> [Task description]:
List each line of the data that holds the string "一级标题", please.

──────── Data for this exercise

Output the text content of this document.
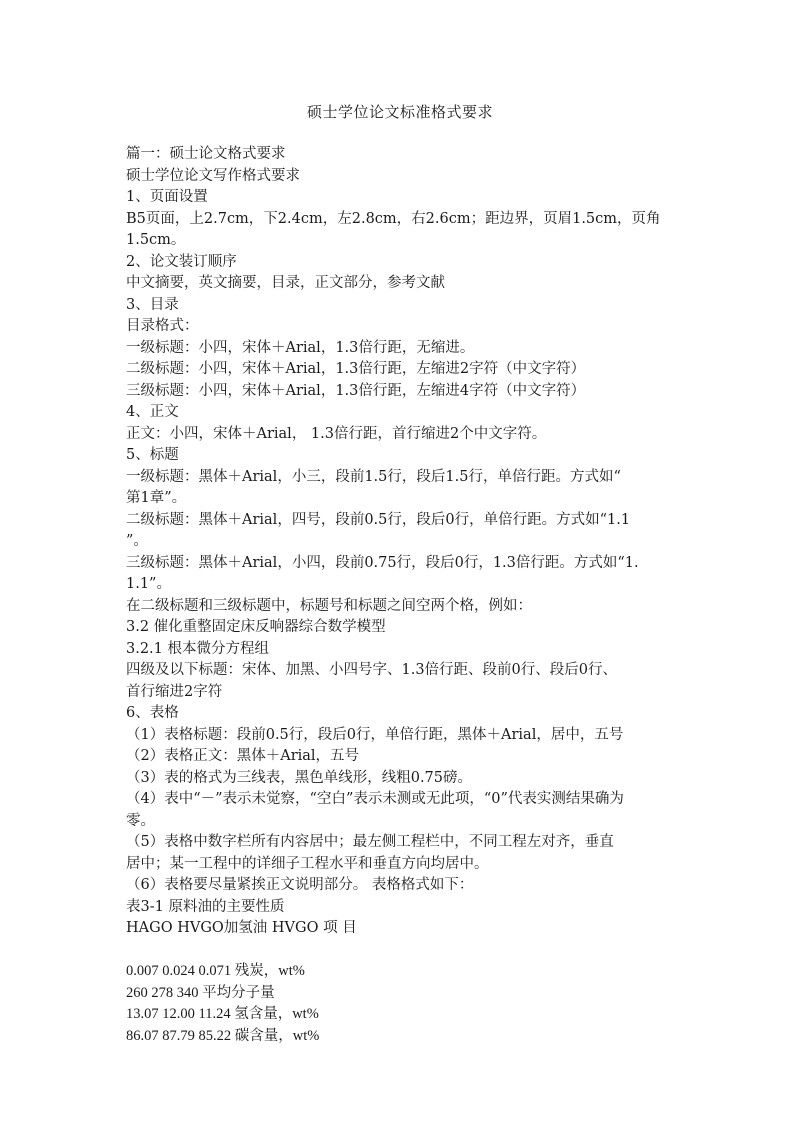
硕士学位论文标准格式要求
篇一：硕士论文格式要求
硕士学位论文写作格式要求
1、页面设置
B5页面，上2.7cm，下2.4cm，左2.8cm，右2.6cm；距边界，页眉1.5cm，页角
1.5cm。
2、论文装订顺序
中文摘要，英文摘要，目录，正文部分，参考文献
3、目录
目录格式：
一级标题：小四，宋体＋Arial，1.3倍行距，无缩进。
二级标题：小四，宋体＋Arial，1.3倍行距，左缩进2字符（中文字符）
三级标题：小四，宋体＋Arial，1.3倍行距，左缩进4字符（中文字符）
4、正文
正文：小四，宋体＋Arial， 1.3倍行距，首行缩进2个中文字符。
5、标题
一级标题：黑体＋Arial，小三，段前1.5行，段后1.5行，单倍行距。方式如“
第1章”。
二级标题：黑体＋Arial，四号，段前0.5行，段后0行，单倍行距。方式如“1.1
”。
三级标题：黑体＋Arial，小四，段前0.75行，段后0行，1.3倍行距。方式如“1.
1.1”。
在二级标题和三级标题中，标题号和标题之间空两个格，例如：
3.2 催化重整固定床反响器综合数学模型
3.2.1 根本微分方程组
四级及以下标题：宋体、加黑、小四号字、1.3倍行距、段前0行、段后0行、
首行缩进2字符
6、表格
（1）表格标题：段前0.5行，段后0行，单倍行距，黑体＋Arial，居中，五号
（2）表格正文：黑体＋Arial，五号
（3）表的格式为三线表，黑色单线形，线粗0.75磅。
（4）表中“－”表示未觉察，“空白”表示未测或无此项，“0”代表实测结果确为
零。
（5）表格中数字栏所有内容居中；最左侧工程栏中，不同工程左对齐，垂直
居中；某一工程中的详细子工程水平和垂直方向均居中。
（6）表格要尽量紧挨正文说明部分。 表格格式如下：
表3-1 原料油的主要性质
HAGO HVGO加氢油 HVGO 项 目
0.007 0.024 0.071 残炭，wt%
260 278 340 平均分子量
13.07 12.00 11.24 氢含量，wt%
86.07 87.79 85.22 碳含量，wt%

────────────────

> [Task result]:
一级标题：小四，宋体＋Arial，1.3倍行距，无缩进。
一级标题：黑体＋Arial，小三，段前1.5行，段后1.5行，单倍行距。方式如“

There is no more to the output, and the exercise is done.